* _Exercise details_
Below are records; work out how many of their lines hold the string "Replace" and give that number alone.

:: Data supplied

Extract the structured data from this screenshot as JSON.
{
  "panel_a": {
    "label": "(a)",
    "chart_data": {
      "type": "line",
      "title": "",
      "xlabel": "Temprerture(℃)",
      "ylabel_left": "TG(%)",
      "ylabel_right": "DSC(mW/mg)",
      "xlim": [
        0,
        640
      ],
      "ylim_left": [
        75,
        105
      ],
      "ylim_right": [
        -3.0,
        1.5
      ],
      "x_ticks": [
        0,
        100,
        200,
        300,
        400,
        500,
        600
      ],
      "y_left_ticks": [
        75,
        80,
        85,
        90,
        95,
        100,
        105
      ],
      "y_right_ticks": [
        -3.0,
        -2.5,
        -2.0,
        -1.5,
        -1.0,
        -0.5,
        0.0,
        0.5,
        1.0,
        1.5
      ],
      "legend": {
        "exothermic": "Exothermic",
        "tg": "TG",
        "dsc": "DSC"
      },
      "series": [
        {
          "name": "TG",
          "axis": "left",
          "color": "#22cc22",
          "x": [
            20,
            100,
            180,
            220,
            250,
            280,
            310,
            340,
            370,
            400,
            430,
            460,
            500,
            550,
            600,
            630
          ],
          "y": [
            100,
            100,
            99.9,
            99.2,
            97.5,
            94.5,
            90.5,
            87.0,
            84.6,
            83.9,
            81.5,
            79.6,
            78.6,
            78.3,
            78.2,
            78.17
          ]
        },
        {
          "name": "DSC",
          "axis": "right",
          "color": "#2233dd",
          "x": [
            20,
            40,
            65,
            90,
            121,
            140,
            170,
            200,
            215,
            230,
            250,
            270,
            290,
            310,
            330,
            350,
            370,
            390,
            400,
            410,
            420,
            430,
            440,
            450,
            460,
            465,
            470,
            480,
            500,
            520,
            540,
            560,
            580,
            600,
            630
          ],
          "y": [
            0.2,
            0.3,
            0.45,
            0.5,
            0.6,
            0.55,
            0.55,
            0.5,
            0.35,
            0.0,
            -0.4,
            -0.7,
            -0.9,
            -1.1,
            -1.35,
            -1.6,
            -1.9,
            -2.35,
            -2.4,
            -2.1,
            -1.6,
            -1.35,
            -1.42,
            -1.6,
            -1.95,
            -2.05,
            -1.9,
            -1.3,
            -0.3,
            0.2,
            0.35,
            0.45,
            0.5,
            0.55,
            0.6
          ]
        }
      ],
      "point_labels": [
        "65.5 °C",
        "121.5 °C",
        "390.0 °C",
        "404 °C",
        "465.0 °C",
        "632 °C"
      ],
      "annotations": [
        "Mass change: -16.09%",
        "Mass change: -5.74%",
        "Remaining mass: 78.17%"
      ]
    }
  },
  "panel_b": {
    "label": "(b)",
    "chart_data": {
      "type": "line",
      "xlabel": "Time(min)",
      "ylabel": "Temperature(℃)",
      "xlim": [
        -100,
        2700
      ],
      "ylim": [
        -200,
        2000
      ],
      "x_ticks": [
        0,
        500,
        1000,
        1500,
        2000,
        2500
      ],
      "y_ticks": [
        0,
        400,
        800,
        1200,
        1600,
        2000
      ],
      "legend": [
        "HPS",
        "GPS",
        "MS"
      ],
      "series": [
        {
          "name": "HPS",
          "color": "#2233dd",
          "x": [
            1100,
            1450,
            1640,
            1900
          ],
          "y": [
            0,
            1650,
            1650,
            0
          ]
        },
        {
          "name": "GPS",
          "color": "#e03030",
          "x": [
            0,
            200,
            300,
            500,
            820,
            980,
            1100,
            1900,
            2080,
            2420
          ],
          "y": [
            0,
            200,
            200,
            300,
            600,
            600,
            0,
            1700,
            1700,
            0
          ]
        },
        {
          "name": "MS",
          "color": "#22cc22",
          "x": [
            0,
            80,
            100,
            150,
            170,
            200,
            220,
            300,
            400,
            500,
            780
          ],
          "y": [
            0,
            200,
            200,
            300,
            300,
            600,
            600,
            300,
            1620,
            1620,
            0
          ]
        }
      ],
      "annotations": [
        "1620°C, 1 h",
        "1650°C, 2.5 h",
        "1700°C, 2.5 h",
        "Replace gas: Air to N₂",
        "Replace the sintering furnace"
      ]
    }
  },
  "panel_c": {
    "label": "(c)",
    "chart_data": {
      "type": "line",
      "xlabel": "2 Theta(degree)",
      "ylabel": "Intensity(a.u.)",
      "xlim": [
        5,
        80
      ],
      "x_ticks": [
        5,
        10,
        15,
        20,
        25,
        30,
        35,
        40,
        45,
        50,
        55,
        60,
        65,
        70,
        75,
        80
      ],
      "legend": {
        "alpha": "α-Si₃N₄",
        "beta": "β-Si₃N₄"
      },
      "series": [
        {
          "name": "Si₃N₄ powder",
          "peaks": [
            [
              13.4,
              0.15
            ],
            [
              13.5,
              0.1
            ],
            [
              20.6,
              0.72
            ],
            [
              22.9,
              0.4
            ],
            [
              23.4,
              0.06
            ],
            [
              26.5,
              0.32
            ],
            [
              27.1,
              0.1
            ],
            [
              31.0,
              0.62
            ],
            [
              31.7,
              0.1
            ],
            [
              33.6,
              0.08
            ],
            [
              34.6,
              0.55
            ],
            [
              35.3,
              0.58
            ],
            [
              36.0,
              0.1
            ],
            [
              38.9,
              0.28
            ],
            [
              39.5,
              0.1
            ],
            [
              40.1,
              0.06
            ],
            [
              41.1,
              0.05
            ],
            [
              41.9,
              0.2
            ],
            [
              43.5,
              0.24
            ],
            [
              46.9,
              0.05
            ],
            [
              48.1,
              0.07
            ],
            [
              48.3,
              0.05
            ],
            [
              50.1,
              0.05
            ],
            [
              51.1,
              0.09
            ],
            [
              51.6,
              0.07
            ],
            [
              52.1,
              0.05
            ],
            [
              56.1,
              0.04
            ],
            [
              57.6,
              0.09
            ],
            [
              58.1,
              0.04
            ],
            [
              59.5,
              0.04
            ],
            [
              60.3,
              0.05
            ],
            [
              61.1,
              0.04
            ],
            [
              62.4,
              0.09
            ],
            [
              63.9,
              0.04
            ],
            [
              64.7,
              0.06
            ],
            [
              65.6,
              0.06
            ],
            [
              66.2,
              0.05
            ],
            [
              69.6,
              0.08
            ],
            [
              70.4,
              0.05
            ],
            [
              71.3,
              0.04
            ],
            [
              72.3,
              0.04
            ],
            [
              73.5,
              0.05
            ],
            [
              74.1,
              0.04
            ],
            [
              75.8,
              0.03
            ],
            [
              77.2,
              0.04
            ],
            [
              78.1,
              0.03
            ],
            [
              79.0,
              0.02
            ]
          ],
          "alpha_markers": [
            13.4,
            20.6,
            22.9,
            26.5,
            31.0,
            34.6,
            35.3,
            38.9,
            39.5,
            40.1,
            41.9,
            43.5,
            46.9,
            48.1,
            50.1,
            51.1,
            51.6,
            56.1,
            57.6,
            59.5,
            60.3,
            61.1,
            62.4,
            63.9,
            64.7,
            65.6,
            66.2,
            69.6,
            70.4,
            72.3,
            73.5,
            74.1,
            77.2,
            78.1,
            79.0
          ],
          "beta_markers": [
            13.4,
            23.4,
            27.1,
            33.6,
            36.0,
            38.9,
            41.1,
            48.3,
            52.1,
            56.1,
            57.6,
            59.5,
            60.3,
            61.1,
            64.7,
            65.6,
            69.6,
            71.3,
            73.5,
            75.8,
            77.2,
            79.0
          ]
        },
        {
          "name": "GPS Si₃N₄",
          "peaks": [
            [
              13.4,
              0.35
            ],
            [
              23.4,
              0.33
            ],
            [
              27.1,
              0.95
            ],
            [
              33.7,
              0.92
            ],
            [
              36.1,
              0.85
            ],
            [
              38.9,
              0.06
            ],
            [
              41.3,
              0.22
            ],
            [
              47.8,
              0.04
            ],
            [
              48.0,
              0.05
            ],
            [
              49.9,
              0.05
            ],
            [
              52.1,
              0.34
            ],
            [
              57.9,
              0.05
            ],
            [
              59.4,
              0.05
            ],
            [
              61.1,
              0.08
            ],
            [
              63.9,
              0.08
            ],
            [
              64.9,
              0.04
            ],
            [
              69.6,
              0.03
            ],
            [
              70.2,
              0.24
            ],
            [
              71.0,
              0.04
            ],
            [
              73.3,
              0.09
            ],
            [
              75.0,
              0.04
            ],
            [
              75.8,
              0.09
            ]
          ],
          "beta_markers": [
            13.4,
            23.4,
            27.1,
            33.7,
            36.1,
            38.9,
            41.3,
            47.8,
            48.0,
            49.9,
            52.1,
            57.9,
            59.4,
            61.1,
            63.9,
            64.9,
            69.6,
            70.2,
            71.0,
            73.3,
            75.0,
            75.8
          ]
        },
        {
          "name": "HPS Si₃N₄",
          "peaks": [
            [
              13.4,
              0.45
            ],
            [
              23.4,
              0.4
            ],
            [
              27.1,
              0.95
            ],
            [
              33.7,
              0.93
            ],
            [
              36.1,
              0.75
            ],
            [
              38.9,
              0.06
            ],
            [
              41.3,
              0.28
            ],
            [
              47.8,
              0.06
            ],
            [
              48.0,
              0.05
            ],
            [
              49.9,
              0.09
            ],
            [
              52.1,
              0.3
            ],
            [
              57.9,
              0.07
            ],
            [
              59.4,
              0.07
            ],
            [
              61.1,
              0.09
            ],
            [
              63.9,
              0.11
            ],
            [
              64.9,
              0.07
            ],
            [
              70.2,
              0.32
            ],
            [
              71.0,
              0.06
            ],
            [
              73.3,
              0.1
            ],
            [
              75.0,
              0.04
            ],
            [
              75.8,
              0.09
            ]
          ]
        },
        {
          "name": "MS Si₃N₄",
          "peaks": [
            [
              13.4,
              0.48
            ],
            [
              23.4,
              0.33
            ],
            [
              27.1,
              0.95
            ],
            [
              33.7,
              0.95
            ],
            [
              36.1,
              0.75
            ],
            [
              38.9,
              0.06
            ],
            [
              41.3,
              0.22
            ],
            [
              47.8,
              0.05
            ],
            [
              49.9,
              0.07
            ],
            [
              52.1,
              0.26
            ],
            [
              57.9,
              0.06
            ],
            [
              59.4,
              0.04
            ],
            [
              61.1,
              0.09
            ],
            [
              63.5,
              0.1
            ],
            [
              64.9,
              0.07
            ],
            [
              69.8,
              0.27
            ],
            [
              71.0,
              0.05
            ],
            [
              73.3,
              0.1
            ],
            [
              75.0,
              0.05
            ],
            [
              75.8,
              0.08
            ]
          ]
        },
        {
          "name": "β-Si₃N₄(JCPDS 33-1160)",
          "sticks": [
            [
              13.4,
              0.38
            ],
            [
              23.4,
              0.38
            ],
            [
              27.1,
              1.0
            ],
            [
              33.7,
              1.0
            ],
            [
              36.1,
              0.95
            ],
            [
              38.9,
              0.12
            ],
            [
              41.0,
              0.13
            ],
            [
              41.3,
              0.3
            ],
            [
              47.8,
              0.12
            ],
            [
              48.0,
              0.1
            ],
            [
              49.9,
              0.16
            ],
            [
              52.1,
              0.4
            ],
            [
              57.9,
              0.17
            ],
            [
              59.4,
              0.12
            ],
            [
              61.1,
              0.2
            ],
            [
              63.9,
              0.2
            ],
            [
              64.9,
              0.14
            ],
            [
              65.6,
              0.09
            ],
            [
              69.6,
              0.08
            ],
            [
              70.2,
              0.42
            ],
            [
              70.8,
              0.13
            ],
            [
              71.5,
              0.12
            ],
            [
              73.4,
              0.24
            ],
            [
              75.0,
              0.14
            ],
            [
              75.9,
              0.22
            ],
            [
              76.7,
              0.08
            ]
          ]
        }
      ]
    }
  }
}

::::

* _Complete response_
2